Task requirements
Each line that includes "Effect" counts once; give the total and nothing besides.

--- start ---

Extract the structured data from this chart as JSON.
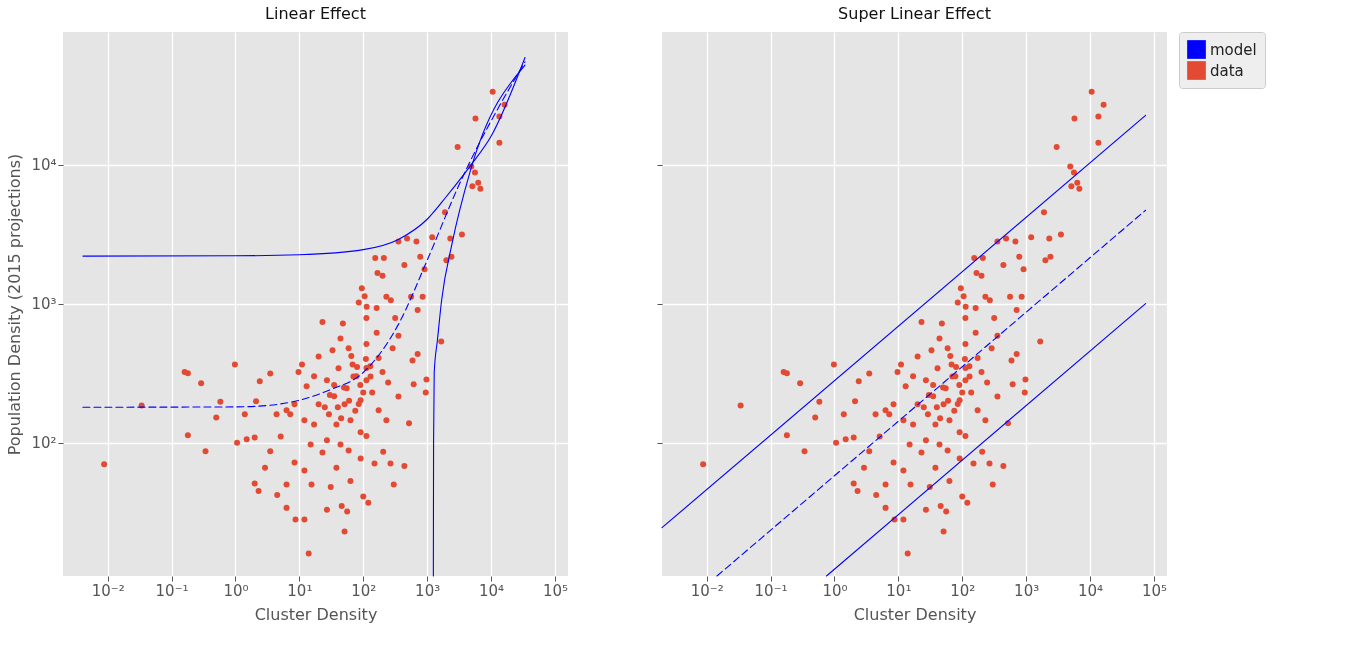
{
  "chart_data": [
    {
      "type": "scatter",
      "title": "Linear Effect",
      "xlabel": "Cluster Density",
      "ylabel": "Population Density (2015 projections)",
      "log": "xy",
      "grid": true,
      "xlim": [
        0.002,
        160000
      ],
      "ylim": [
        11,
        90000
      ],
      "xticks": [
        {
          "value": 0.01,
          "label": "10⁻²"
        },
        {
          "value": 0.1,
          "label": "10⁻¹"
        },
        {
          "value": 1,
          "label": "10⁰"
        },
        {
          "value": 10,
          "label": "10¹"
        },
        {
          "value": 100,
          "label": "10²"
        },
        {
          "value": 1000,
          "label": "10³"
        },
        {
          "value": 10000,
          "label": "10⁴"
        },
        {
          "value": 100000,
          "label": "10⁵"
        }
      ],
      "yticks": [
        {
          "value": 100,
          "label": "10²"
        },
        {
          "value": 1000,
          "label": "10³"
        },
        {
          "value": 10000,
          "label": "10⁴"
        }
      ],
      "series": [
        {
          "type": "line",
          "line_style": "solid",
          "color": "#0000ff",
          "x": [
            0.0041,
            1,
            10,
            100,
            355,
            1000,
            2000,
            4900,
            10000,
            34000
          ],
          "values": [
            2200,
            2210,
            2250,
            2450,
            2900,
            4050,
            5900,
            10000,
            16000,
            59000
          ]
        },
        {
          "type": "line",
          "line_style": "dashed",
          "color": "#0000ff",
          "x": [
            0.0041,
            1,
            3,
            10,
            30,
            100,
            355,
            1000,
            3000,
            34000
          ],
          "values": [
            180,
            181,
            185,
            202,
            240,
            320,
            710,
            2050,
            6800,
            55000
          ]
        },
        {
          "type": "line",
          "line_style": "solid",
          "color": "#0000ff",
          "x": [
            1250,
            1260,
            1290,
            1450,
            1680,
            2450,
            4700,
            34000
          ],
          "values": [
            11,
            100,
            320,
            550,
            1050,
            2700,
            8900,
            52000
          ]
        },
        {
          "marker": "circle",
          "color": "#e24a33",
          "x": [
            0.0088,
            0.034,
            0.16,
            0.18,
            0.29,
            0.18,
            0.34,
            0.5,
            0.58,
            0.98,
            1.06,
            1.4,
            1.5,
            2,
            2.4,
            2.1,
            2,
            2.3,
            2.9,
            3.5,
            3.5,
            4.5,
            5.1,
            6.3,
            6.3,
            8.7,
            12,
            14,
            51,
            8.4,
            12,
            15.5,
            27,
            46,
            56,
            31,
            63,
            100,
            120,
            150,
            205,
            267,
            300,
            440,
            520,
            355,
            615,
            975,
            950,
            590,
            710,
            710,
            850,
            560,
            910,
            780,
            680,
            440,
            355,
            485,
            1200,
            1900,
            2000,
            2300,
            2400,
            3500,
            1660,
            3000,
            4900,
            5100,
            5600,
            6300,
            6800,
            5700,
            10600,
            13500,
            13500,
            16300,
            200,
            154,
            210,
            167,
            95,
            105,
            113,
            270,
            230,
            316,
            23,
            48,
            85,
            33,
            59,
            112,
            129,
            68,
            41,
            27,
            17,
            13,
            20,
            35,
            55,
            78,
            112,
            138,
            91,
            51,
            29,
            17,
            12,
            38,
            63,
            91,
            27,
            15,
            44,
            23,
            91,
            8.4,
            6.3,
            4.4,
            11,
            9.7,
            7.2,
            162,
            174,
            200,
            245,
            288,
            355,
            174,
            230,
            112,
            59,
            38,
            112,
            162,
            44,
            20,
            100,
            112,
            50,
            70,
            60,
            40,
            80,
            90,
            30,
            45,
            75,
            110,
            130,
            25,
            35,
            65,
            85
          ],
          "values": [
            70,
            185,
            322,
            316,
            268,
            113,
            87,
            152,
            197,
            365,
            100,
            160,
            106,
            109,
            277,
            199,
            51,
            45,
            66,
            315,
            87,
            42,
            111,
            50,
            34,
            28,
            28,
            16,
            23,
            72,
            63,
            50,
            33,
            35,
            32,
            48,
            53,
            41,
            37,
            71,
            86,
            71,
            50,
            68,
            138,
            215,
            263,
            285,
            230,
            390,
            435,
            900,
            1120,
            1120,
            1770,
            2180,
            2800,
            1900,
            2800,
            2950,
            3000,
            4550,
            2050,
            2950,
            2180,
            3150,
            535,
            13400,
            9700,
            7000,
            8800,
            7400,
            6700,
            21500,
            33500,
            22200,
            14400,
            27000,
            1590,
            2130,
            2130,
            1660,
            1290,
            1130,
            950,
            1060,
            1120,
            790,
            740,
            720,
            1020,
            462,
            478,
            513,
            355,
            366,
            343,
            281,
            301,
            255,
            189,
            216,
            246,
            301,
            281,
            230,
            202,
            189,
            160,
            135,
            145,
            135,
            145,
            119,
            104,
            97,
            97,
            85,
            77,
            189,
            171,
            160,
            366,
            322,
            160,
            617,
            406,
            322,
            271,
            478,
            588,
            171,
            145,
            112,
            88,
            66,
            790,
            930,
            563,
            417,
            230,
            345,
            250,
            300,
            200,
            180,
            350,
            260,
            220,
            150,
            170,
            400,
            300,
            180,
            260,
            420,
            190
          ]
        }
      ]
    },
    {
      "type": "scatter",
      "title": "Super Linear Effect",
      "xlabel": "Cluster Density",
      "log": "xy",
      "grid": true,
      "legend": "top right",
      "tick_labels": "x",
      "xlim": [
        0.002,
        160000
      ],
      "ylim": [
        11,
        90000
      ],
      "xticks": [
        {
          "value": 0.01,
          "label": "10⁻²"
        },
        {
          "value": 0.1,
          "label": "10⁻¹"
        },
        {
          "value": 1,
          "label": "10⁰"
        },
        {
          "value": 10,
          "label": "10¹"
        },
        {
          "value": 100,
          "label": "10²"
        },
        {
          "value": 1000,
          "label": "10³"
        },
        {
          "value": 10000,
          "label": "10⁴"
        },
        {
          "value": 100000,
          "label": "10⁵"
        }
      ],
      "yticks": [
        {
          "value": 100,
          "label": null
        },
        {
          "value": 1000,
          "label": null
        },
        {
          "value": 10000,
          "label": null
        }
      ],
      "series": [
        {
          "name": "model",
          "type": "line",
          "line_style": "solid",
          "color": "#0000ff",
          "x": [
            0.002,
            74000
          ],
          "values": [
            24.5,
            22600
          ]
        },
        {
          "type": "line",
          "line_style": "dashed",
          "color": "#0000ff",
          "x": [
            0.0145,
            74000
          ],
          "values": [
            11,
            4700
          ]
        },
        {
          "type": "line",
          "line_style": "solid",
          "color": "#0000ff",
          "x": [
            0.75,
            74000
          ],
          "values": [
            11,
            1000
          ]
        },
        {
          "name": "data",
          "marker": "circle",
          "color": "#e24a33",
          "x": [
            0.0088,
            0.034,
            0.16,
            0.18,
            0.29,
            0.18,
            0.34,
            0.5,
            0.58,
            0.98,
            1.06,
            1.4,
            1.5,
            2,
            2.4,
            2.1,
            2,
            2.3,
            2.9,
            3.5,
            3.5,
            4.5,
            5.1,
            6.3,
            6.3,
            8.7,
            12,
            14,
            51,
            8.4,
            12,
            15.5,
            27,
            46,
            56,
            31,
            63,
            100,
            120,
            150,
            205,
            267,
            300,
            440,
            520,
            355,
            615,
            975,
            950,
            590,
            710,
            710,
            850,
            560,
            910,
            780,
            680,
            440,
            355,
            485,
            1200,
            1900,
            2000,
            2300,
            2400,
            3500,
            1660,
            3000,
            4900,
            5100,
            5600,
            6300,
            6800,
            5700,
            10600,
            13500,
            13500,
            16300,
            200,
            154,
            210,
            167,
            95,
            105,
            113,
            270,
            230,
            316,
            23,
            48,
            85,
            33,
            59,
            112,
            129,
            68,
            41,
            27,
            17,
            13,
            20,
            35,
            55,
            78,
            112,
            138,
            91,
            51,
            29,
            17,
            12,
            38,
            63,
            91,
            27,
            15,
            44,
            23,
            91,
            8.4,
            6.3,
            4.4,
            11,
            9.7,
            7.2,
            162,
            174,
            200,
            245,
            288,
            355,
            174,
            230,
            112,
            59,
            38,
            112,
            162,
            44,
            20,
            100,
            112,
            50,
            70,
            60,
            40,
            80,
            90,
            30,
            45,
            75,
            110,
            130,
            25,
            35,
            65,
            85
          ],
          "values": [
            70,
            185,
            322,
            316,
            268,
            113,
            87,
            152,
            197,
            365,
            100,
            160,
            106,
            109,
            277,
            199,
            51,
            45,
            66,
            315,
            87,
            42,
            111,
            50,
            34,
            28,
            28,
            16,
            23,
            72,
            63,
            50,
            33,
            35,
            32,
            48,
            53,
            41,
            37,
            71,
            86,
            71,
            50,
            68,
            138,
            215,
            263,
            285,
            230,
            390,
            435,
            900,
            1120,
            1120,
            1770,
            2180,
            2800,
            1900,
            2800,
            2950,
            3000,
            4550,
            2050,
            2950,
            2180,
            3150,
            535,
            13400,
            9700,
            7000,
            8800,
            7400,
            6700,
            21500,
            33500,
            22200,
            14400,
            27000,
            1590,
            2130,
            2130,
            1660,
            1290,
            1130,
            950,
            1060,
            1120,
            790,
            740,
            720,
            1020,
            462,
            478,
            513,
            355,
            366,
            343,
            281,
            301,
            255,
            189,
            216,
            246,
            301,
            281,
            230,
            202,
            189,
            160,
            135,
            145,
            135,
            145,
            119,
            104,
            97,
            97,
            85,
            77,
            189,
            171,
            160,
            366,
            322,
            160,
            617,
            406,
            322,
            271,
            478,
            588,
            171,
            145,
            112,
            88,
            66,
            790,
            930,
            563,
            417,
            230,
            345,
            250,
            300,
            200,
            180,
            350,
            260,
            220,
            150,
            170,
            400,
            300,
            180,
            260,
            420,
            190
          ]
        }
      ]
    }
  ]
}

--- end ---

Task result
2